WORK TO BE COMPLETED
From the listing below, select every line where the word "Tucson" appears.

─── STORED RECORDS

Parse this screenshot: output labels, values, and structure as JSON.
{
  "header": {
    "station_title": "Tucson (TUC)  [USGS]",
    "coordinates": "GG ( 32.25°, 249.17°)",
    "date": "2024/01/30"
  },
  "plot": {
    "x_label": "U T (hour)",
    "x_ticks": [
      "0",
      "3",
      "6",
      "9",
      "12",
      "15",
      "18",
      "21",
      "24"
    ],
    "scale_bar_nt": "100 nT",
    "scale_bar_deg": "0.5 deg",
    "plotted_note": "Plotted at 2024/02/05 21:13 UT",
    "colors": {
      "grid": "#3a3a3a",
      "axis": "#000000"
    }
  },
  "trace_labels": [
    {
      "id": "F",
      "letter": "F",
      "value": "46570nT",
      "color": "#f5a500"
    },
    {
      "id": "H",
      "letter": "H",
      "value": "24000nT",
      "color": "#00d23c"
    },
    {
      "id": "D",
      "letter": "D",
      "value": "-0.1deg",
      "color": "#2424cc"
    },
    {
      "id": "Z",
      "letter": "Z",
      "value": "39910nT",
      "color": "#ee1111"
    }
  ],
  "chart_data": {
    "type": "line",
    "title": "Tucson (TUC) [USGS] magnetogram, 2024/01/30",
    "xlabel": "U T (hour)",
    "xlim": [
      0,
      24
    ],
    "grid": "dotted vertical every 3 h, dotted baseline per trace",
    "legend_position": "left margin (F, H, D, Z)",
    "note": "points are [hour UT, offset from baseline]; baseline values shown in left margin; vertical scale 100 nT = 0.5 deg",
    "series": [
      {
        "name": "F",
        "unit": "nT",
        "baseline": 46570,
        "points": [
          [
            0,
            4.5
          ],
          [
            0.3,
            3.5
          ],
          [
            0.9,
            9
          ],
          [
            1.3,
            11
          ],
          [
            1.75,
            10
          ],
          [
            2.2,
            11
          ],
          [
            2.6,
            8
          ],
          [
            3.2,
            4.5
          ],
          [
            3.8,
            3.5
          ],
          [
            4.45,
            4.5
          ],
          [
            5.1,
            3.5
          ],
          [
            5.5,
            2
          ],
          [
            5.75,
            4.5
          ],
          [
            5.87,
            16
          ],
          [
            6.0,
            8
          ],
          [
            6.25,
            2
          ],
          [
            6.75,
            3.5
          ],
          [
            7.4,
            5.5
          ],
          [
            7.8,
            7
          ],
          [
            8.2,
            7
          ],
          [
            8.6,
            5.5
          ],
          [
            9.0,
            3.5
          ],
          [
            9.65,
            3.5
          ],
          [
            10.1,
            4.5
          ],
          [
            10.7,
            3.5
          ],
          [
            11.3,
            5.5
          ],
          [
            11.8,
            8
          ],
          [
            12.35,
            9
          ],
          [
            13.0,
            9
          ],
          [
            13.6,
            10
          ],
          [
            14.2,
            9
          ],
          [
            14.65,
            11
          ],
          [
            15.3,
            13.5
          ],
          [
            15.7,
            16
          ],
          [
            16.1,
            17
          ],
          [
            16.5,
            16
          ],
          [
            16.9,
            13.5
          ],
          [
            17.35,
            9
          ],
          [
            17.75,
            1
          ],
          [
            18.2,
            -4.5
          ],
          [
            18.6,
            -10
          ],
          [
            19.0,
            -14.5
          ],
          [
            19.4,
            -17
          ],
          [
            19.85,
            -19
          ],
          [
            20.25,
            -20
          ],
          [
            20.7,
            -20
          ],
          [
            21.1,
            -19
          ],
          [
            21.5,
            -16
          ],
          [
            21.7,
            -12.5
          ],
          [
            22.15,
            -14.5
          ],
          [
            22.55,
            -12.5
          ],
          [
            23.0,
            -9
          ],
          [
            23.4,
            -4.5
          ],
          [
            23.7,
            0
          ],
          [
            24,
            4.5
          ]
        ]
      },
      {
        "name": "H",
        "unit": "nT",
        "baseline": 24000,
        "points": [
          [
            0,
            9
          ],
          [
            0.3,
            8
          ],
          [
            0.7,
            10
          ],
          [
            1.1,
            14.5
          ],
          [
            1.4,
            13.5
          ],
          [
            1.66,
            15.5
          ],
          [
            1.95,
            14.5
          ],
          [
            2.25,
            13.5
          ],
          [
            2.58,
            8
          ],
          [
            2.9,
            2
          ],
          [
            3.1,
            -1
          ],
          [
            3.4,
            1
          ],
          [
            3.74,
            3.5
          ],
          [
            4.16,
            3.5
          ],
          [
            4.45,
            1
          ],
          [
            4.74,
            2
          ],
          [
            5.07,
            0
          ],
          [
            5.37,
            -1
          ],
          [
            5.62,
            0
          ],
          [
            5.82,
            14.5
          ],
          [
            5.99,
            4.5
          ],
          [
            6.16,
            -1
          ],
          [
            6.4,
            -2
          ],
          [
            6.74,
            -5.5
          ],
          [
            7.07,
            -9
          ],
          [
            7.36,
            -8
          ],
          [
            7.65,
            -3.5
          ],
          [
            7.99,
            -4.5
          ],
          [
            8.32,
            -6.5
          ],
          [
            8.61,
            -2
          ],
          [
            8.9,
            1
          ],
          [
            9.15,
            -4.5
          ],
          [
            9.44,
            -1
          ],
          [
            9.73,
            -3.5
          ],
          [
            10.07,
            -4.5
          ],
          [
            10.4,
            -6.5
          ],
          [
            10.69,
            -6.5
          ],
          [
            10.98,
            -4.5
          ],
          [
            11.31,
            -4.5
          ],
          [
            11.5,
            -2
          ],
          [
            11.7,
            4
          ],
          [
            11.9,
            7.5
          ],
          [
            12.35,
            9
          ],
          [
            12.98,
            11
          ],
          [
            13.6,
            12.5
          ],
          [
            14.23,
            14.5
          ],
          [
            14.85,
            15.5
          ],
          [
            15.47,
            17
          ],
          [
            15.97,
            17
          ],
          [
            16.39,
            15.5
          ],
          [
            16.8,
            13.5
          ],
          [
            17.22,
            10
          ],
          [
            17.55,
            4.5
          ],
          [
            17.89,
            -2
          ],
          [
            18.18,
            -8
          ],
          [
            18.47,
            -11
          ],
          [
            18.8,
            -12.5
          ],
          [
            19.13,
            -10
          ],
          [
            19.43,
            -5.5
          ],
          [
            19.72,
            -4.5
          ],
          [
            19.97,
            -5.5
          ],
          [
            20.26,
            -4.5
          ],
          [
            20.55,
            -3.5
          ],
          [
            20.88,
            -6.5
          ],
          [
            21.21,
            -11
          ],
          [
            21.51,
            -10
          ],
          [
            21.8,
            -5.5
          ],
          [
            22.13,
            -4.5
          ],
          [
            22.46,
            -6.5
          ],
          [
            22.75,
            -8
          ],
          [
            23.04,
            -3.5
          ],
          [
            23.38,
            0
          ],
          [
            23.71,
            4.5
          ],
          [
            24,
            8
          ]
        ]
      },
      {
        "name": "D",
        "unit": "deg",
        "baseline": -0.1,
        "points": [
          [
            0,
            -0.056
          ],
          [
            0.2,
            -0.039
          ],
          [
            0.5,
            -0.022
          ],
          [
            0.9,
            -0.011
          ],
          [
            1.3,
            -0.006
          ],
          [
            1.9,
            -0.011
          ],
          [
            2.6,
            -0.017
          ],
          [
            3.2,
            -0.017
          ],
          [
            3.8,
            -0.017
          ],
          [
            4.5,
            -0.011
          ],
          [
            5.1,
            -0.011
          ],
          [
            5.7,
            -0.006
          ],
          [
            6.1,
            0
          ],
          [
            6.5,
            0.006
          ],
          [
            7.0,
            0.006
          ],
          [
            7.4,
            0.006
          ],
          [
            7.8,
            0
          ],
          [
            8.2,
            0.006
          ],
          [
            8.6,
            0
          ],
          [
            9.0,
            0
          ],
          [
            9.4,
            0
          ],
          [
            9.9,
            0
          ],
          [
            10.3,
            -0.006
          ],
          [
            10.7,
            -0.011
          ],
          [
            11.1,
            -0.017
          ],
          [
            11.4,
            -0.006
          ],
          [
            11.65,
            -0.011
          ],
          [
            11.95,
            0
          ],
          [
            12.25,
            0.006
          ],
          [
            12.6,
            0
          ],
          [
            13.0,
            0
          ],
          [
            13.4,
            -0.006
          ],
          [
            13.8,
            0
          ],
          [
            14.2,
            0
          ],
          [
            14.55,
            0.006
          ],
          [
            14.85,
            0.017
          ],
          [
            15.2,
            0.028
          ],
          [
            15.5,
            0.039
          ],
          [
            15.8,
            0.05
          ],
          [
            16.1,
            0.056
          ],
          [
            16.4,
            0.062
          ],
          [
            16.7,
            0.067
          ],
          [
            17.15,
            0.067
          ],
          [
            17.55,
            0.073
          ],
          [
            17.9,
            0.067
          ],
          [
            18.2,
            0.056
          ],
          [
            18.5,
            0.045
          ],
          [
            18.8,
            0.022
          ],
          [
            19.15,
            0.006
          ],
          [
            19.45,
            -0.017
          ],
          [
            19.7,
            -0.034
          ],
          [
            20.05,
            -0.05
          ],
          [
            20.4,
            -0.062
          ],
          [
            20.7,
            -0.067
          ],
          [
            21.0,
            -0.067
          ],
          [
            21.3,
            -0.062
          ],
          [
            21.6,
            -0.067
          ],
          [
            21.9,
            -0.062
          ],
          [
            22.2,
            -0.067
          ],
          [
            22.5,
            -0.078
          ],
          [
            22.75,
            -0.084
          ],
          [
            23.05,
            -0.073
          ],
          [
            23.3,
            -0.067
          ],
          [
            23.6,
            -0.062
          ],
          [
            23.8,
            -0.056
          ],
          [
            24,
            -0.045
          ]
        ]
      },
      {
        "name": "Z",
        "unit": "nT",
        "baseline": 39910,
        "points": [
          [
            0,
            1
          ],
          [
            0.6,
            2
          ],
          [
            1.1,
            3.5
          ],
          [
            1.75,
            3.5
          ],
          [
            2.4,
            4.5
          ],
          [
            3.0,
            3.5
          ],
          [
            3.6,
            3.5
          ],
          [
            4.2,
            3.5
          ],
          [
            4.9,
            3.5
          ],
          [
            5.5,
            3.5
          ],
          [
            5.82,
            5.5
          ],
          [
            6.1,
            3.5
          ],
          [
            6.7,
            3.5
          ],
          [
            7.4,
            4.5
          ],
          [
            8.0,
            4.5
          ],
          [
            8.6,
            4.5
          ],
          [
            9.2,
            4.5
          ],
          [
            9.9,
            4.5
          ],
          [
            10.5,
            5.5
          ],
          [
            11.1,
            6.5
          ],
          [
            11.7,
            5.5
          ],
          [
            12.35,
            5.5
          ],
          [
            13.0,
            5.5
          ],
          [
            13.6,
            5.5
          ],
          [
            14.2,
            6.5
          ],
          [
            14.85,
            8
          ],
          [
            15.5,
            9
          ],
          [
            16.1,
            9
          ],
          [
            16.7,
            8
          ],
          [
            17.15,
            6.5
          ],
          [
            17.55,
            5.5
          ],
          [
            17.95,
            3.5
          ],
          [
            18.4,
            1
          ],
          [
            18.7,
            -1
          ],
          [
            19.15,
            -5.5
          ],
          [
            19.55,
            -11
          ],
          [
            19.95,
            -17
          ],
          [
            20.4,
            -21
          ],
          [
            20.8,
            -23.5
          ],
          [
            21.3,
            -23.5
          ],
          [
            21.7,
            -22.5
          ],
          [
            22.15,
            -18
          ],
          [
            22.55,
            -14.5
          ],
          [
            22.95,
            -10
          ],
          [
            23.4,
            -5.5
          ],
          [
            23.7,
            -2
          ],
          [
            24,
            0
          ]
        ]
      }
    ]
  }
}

──────

SOLUTION TO THIS EXERCISE
    "station_title": "Tucson (TUC)  [USGS]",
    "title": "Tucson (TUC) [USGS] magnetogram, 2024/01/30",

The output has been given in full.